-- Start of Records supplied --

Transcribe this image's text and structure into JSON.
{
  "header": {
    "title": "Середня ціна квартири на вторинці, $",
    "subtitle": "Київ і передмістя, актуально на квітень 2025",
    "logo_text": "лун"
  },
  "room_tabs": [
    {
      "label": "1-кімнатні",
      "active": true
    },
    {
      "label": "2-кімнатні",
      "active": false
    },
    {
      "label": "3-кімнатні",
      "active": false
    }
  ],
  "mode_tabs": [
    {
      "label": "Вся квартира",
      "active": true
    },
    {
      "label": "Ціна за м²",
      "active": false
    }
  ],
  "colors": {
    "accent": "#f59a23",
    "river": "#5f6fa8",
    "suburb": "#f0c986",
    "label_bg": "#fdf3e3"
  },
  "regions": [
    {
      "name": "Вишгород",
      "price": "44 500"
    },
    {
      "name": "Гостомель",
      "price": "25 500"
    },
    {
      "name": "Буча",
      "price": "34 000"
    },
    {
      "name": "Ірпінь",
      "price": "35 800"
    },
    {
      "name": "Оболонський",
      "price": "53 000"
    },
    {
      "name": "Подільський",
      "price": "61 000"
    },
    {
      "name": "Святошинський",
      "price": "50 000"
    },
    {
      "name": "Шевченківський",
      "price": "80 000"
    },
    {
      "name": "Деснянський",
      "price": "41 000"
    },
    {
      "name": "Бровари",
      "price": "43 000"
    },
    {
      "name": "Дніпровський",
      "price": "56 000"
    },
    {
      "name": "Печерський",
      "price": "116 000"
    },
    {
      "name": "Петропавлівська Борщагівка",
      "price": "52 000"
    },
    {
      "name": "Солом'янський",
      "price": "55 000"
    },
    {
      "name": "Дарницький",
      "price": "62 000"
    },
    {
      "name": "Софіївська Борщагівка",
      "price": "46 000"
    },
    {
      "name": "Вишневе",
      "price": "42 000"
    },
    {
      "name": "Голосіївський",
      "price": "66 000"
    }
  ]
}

-- End of Records supplied --

_Task goal_:
Retype every record above exactly as written.

_Response for this exercise_:
Transcribe this image's text and structure into JSON.
{
  "header": {
    "title": "Середня ціна квартири на вторинці, $",
    "subtitle": "Київ і передмістя, актуально на квітень 2025",
    "logo_text": "лун"
  },
  "room_tabs": [
    {
      "label": "1-кімнатні",
      "active": true
    },
    {
      "label": "2-кімнатні",
      "active": false
    },
    {
      "label": "3-кімнатні",
      "active": false
    }
  ],
  "mode_tabs": [
    {
      "label": "Вся квартира",
      "active": true
    },
    {
      "label": "Ціна за м²",
      "active": false
    }
  ],
  "colors": {
    "accent": "#f59a23",
    "river": "#5f6fa8",
    "suburb": "#f0c986",
    "label_bg": "#fdf3e3"
  },
  "regions": [
    {
      "name": "Вишгород",
      "price": "44 500"
    },
    {
      "name": "Гостомель",
      "price": "25 500"
    },
    {
      "name": "Буча",
      "price": "34 000"
    },
    {
      "name": "Ірпінь",
      "price": "35 800"
    },
    {
      "name": "Оболонський",
      "price": "53 000"
    },
    {
      "name": "Подільський",
      "price": "61 000"
    },
    {
      "name": "Святошинський",
      "price": "50 000"
    },
    {
      "name": "Шевченківський",
      "price": "80 000"
    },
    {
      "name": "Деснянський",
      "price": "41 000"
    },
    {
      "name": "Бровари",
      "price": "43 000"
    },
    {
      "name": "Дніпровський",
      "price": "56 000"
    },
    {
      "name": "Печерський",
      "price": "116 000"
    },
    {
      "name": "Петропавлівська Борщагівка",
      "price": "52 000"
    },
    {
      "name": "Солом'янський",
      "price": "55 000"
    },
    {
      "name": "Дарницький",
      "price": "62 000"
    },
    {
      "name": "Софіївська Борщагівка",
      "price": "46 000"
    },
    {
      "name": "Вишневе",
      "price": "42 000"
    },
    {
      "name": "Голосіївський",
      "price": "66 000"
    }
  ]
}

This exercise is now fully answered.